→ Work to be completed
Take the listing and print it in full, exactly as given.

→ Exercise material
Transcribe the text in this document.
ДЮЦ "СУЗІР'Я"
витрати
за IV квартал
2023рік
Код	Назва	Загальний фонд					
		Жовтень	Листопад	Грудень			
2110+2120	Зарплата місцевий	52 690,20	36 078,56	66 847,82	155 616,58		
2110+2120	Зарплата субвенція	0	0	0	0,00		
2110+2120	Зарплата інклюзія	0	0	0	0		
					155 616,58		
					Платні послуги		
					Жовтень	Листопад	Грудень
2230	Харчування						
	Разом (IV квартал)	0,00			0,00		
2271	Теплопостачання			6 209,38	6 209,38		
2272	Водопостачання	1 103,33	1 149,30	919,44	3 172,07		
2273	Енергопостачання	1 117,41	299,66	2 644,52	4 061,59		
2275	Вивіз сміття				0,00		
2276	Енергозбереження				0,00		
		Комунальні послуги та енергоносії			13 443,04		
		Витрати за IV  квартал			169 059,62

→ Solution to the problem
Transcribe the text in this document.
ДЮЦ "СУЗІР'Я"
витрати
за IV квартал
2023рік
Код	Назва	Загальний фонд					
		Жовтень	Листопад	Грудень			
2110+2120	Зарплата місцевий	52 690,20	36 078,56	66 847,82	155 616,58		
2110+2120	Зарплата субвенція	0	0	0	0,00		
2110+2120	Зарплата інклюзія	0	0	0	0		
					155 616,58		
					Платні послуги		
					Жовтень	Листопад	Грудень
2230	Харчування						
	Разом (IV квартал)	0,00			0,00		
2271	Теплопостачання			6 209,38	6 209,38		
2272	Водопостачання	1 103,33	1 149,30	919,44	3 172,07		
2273	Енергопостачання	1 117,41	299,66	2 644,52	4 061,59		
2275	Вивіз сміття				0,00		
2276	Енергозбереження				0,00		
		Комунальні послуги та енергоносії			13 443,04		
		Витрати за IV  квартал			169 059,62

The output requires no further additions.